start DATA SECTION
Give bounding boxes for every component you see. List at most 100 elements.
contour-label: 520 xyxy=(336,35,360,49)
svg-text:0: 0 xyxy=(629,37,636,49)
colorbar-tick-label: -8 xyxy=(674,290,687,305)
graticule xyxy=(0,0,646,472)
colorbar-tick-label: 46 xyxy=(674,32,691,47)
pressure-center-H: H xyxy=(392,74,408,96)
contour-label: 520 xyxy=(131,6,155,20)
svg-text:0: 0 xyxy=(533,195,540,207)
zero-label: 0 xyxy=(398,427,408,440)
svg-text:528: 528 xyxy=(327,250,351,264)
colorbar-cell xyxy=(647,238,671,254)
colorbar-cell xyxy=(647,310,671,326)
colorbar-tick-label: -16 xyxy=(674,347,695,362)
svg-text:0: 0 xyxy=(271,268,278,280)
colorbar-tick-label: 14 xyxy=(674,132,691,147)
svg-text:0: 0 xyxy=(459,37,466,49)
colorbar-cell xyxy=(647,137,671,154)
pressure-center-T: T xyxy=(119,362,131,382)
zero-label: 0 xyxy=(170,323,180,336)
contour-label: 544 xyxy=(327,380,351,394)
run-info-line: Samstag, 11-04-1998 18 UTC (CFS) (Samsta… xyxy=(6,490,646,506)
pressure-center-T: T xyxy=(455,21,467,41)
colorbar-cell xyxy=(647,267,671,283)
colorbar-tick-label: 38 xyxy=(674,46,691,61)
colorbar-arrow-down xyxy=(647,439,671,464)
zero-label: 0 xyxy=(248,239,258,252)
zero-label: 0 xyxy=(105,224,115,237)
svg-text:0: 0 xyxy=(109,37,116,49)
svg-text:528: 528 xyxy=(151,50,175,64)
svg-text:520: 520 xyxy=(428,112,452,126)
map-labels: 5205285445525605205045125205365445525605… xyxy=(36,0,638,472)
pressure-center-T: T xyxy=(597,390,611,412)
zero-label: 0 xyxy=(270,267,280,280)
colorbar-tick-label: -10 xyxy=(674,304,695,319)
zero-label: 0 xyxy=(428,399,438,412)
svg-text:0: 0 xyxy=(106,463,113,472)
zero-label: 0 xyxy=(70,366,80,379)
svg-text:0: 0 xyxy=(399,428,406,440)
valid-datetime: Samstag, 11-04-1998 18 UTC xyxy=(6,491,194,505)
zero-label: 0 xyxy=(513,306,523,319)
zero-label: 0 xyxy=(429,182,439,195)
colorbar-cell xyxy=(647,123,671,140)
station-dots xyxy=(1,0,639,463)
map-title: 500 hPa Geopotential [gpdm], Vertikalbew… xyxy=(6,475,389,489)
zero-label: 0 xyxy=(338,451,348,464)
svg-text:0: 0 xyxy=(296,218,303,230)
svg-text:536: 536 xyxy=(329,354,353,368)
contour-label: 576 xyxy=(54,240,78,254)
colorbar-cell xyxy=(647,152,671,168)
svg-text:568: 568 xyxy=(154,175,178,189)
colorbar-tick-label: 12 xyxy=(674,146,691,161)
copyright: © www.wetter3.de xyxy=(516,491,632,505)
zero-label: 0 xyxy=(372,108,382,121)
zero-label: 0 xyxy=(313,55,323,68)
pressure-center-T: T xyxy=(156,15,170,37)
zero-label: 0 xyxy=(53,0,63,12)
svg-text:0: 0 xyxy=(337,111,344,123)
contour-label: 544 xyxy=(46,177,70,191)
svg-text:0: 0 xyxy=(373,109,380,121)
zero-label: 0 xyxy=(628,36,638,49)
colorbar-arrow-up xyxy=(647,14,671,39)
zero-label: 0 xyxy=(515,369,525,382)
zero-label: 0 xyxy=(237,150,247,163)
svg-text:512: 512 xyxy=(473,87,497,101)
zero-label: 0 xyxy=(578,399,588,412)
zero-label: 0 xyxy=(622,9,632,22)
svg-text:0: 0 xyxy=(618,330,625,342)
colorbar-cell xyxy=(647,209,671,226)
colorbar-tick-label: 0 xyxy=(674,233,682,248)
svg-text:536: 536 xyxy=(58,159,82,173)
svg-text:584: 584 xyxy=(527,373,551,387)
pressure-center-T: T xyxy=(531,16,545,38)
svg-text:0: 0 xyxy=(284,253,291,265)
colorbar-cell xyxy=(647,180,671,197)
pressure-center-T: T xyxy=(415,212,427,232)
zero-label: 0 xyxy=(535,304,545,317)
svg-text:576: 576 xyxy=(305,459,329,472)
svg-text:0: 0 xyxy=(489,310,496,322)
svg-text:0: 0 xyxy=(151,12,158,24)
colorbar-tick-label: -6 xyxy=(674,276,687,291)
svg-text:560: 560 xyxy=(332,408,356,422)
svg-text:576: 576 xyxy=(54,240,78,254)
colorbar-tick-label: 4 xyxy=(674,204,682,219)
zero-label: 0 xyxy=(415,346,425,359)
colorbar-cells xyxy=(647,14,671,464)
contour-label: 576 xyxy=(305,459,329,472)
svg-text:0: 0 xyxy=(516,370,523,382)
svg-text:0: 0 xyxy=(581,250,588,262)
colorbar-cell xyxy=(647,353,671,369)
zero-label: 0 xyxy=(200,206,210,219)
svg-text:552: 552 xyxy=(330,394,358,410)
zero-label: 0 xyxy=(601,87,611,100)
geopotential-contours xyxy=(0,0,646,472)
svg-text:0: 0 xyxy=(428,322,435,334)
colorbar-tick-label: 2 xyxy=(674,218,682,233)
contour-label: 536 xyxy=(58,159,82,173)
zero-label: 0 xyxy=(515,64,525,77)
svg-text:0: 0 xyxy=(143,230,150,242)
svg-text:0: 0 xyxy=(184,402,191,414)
end DATA SECTION
# INSTRUCTION
Express every line of the material above as a Markdown table with the columns Row and Line, numbering the rows and leaving out any blank lines.

# TASK OUTPUT
| Row | Line |
|---|---|
| 1 | Give bounding boxes for every component you see. List at most 100 elements. |
| 2 | contour-label: 520 xyxy=(336,35,360,49) |
| 3 | svg-text:0: 0 xyxy=(629,37,636,49) |
| 4 | colorbar-tick-label: -8 xyxy=(674,290,687,305) |
| 5 | graticule xyxy=(0,0,646,472) |
| 6 | colorbar-tick-label: 46 xyxy=(674,32,691,47) |
| 7 | pressure-center-H: H xyxy=(392,74,408,96) |
| 8 | contour-label: 520 xyxy=(131,6,155,20) |
| 9 | svg-text:0: 0 xyxy=(533,195,540,207) |
| 10 | zero-label: 0 xyxy=(398,427,408,440) |
| 11 | svg-text:528: 528 xyxy=(327,250,351,264) |
| 12 | colorbar-cell xyxy=(647,238,671,254) |
| 13 | colorbar-cell xyxy=(647,310,671,326) |
| 14 | colorbar-tick-label: -16 xyxy=(674,347,695,362) |
| 15 | svg-text:0: 0 xyxy=(271,268,278,280) |
| 16 | colorbar-tick-label: 14 xyxy=(674,132,691,147) |
| 17 | svg-text:0: 0 xyxy=(459,37,466,49) |
| 18 | colorbar-cell xyxy=(647,137,671,154) |
| 19 | pressure-center-T: T xyxy=(119,362,131,382) |
| 20 | zero-label: 0 xyxy=(170,323,180,336) |
| 21 | contour-label: 544 xyxy=(327,380,351,394) |
| 22 | run-info-line: Samstag, 11-04-1998 18 UTC (CFS) (Samsta… xyxy=(6,490,646,506) |
| 23 | pressure-center-T: T xyxy=(455,21,467,41) |
| 24 | colorbar-cell xyxy=(647,267,671,283) |
| 25 | colorbar-tick-label: 38 xyxy=(674,46,691,61) |
| 26 | colorbar-arrow-down xyxy=(647,439,671,464) |
| 27 | zero-label: 0 xyxy=(248,239,258,252) |
| 28 | zero-label: 0 xyxy=(105,224,115,237) |
| 29 | svg-text:0: 0 xyxy=(109,37,116,49) |
| 30 | svg-text:528: 528 xyxy=(151,50,175,64) |
| 31 | svg-text:520: 520 xyxy=(428,112,452,126) |
| 32 | map-labels: 5205285445525605205045125205365445525605… xyxy=(36,0,638,472) |
| 33 | pressure-center-T: T xyxy=(597,390,611,412) |
| 34 | zero-label: 0 xyxy=(270,267,280,280) |
| 35 | colorbar-tick-label: -10 xyxy=(674,304,695,319) |
| 36 | zero-label: 0 xyxy=(428,399,438,412) |
| 37 | svg-text:0: 0 xyxy=(106,463,113,472) |
| 38 | zero-label: 0 xyxy=(70,366,80,379) |
| 39 | svg-text:0: 0 xyxy=(399,428,406,440) |
| 40 | valid-datetime: Samstag, 11-04-1998 18 UTC xyxy=(6,491,194,505) |
| 41 | zero-label: 0 xyxy=(513,306,523,319) |
| 42 | zero-label: 0 xyxy=(429,182,439,195) |
| 43 | colorbar-cell xyxy=(647,123,671,140) |
| 44 | station-dots xyxy=(1,0,639,463) |
| 45 | map-title: 500 hPa Geopotential [gpdm], Vertikalbew… xyxy=(6,475,389,489) |
| 46 | zero-label: 0 xyxy=(338,451,348,464) |
| 47 | svg-text:0: 0 xyxy=(296,218,303,230) |
| 48 | svg-text:536: 536 xyxy=(329,354,353,368) |
| 49 | contour-label: 576 xyxy=(54,240,78,254) |
| 50 | colorbar-cell xyxy=(647,152,671,168) |
| 51 | svg-text:568: 568 xyxy=(154,175,178,189) |
| 52 | colorbar-tick-label: 12 xyxy=(674,146,691,161) |
| 53 | copyright: © www.wetter3.de xyxy=(516,491,632,505) |
| 54 | zero-label: 0 xyxy=(372,108,382,121) |
| 55 | zero-label: 0 xyxy=(313,55,323,68) |
| 56 | pressure-center-T: T xyxy=(156,15,170,37) |
| 57 | zero-label: 0 xyxy=(53,0,63,12) |
| 58 | svg-text:0: 0 xyxy=(337,111,344,123) |
| 59 | contour-label: 544 xyxy=(46,177,70,191) |
| 60 | svg-text:0: 0 xyxy=(373,109,380,121) |
| 61 | zero-label: 0 xyxy=(628,36,638,49) |
| 62 | colorbar-arrow-up xyxy=(647,14,671,39) |
| 63 | zero-label: 0 xyxy=(515,369,525,382) |
| 64 | zero-label: 0 xyxy=(237,150,247,163) |
| 65 | svg-text:512: 512 xyxy=(473,87,497,101) |
| 66 | zero-label: 0 xyxy=(578,399,588,412) |
| 67 | zero-label: 0 xyxy=(622,9,632,22) |
| 68 | svg-text:0: 0 xyxy=(618,330,625,342) |
| 69 | colorbar-cell xyxy=(647,209,671,226) |
| 70 | colorbar-tick-label: 0 xyxy=(674,233,682,248) |
| 71 | svg-text:536: 536 xyxy=(58,159,82,173) |
| 72 | svg-text:584: 584 xyxy=(527,373,551,387) |
| 73 | pressure-center-T: T xyxy=(531,16,545,38) |
| 74 | svg-text:0: 0 xyxy=(284,253,291,265) |
| 75 | colorbar-cell xyxy=(647,180,671,197) |
| 76 | pressure-center-T: T xyxy=(415,212,427,232) |
| 77 | zero-label: 0 xyxy=(535,304,545,317) |
| 78 | svg-text:576: 576 xyxy=(305,459,329,472) |
| 79 | svg-text:0: 0 xyxy=(489,310,496,322) |
| 80 | svg-text:0: 0 xyxy=(151,12,158,24) |
| 81 | colorbar-tick-label: -6 xyxy=(674,276,687,291) |
| 82 | svg-text:560: 560 xyxy=(332,408,356,422) |
| 83 | svg-text:576: 576 xyxy=(54,240,78,254) |
| 84 | colorbar-tick-label: 4 xyxy=(674,204,682,219) |
| 85 | zero-label: 0 xyxy=(415,346,425,359) |
| 86 | colorbar-cells xyxy=(647,14,671,464) |
| 87 | contour-label: 576 xyxy=(305,459,329,472) |
| 88 | svg-text:0: 0 xyxy=(516,370,523,382) |
| 89 | svg-text:0: 0 xyxy=(581,250,588,262) |
| 90 | colorbar-cell xyxy=(647,353,671,369) |
| 91 | zero-label: 0 xyxy=(200,206,210,219) |
| 92 | svg-text:552: 552 xyxy=(330,394,358,410) |
| 93 | zero-label: 0 xyxy=(601,87,611,100) |
| 94 | geopotential-contours xyxy=(0,0,646,472) |
| 95 | svg-text:0: 0 xyxy=(428,322,435,334) |
| 96 | colorbar-tick-label: 2 xyxy=(674,218,682,233) |
| 97 | contour-label: 536 xyxy=(58,159,82,173) |
| 98 | zero-label: 0 xyxy=(515,64,525,77) |
| 99 | svg-text:0: 0 xyxy=(143,230,150,242) |
| 100 | svg-text:0: 0 xyxy=(184,402,191,414) |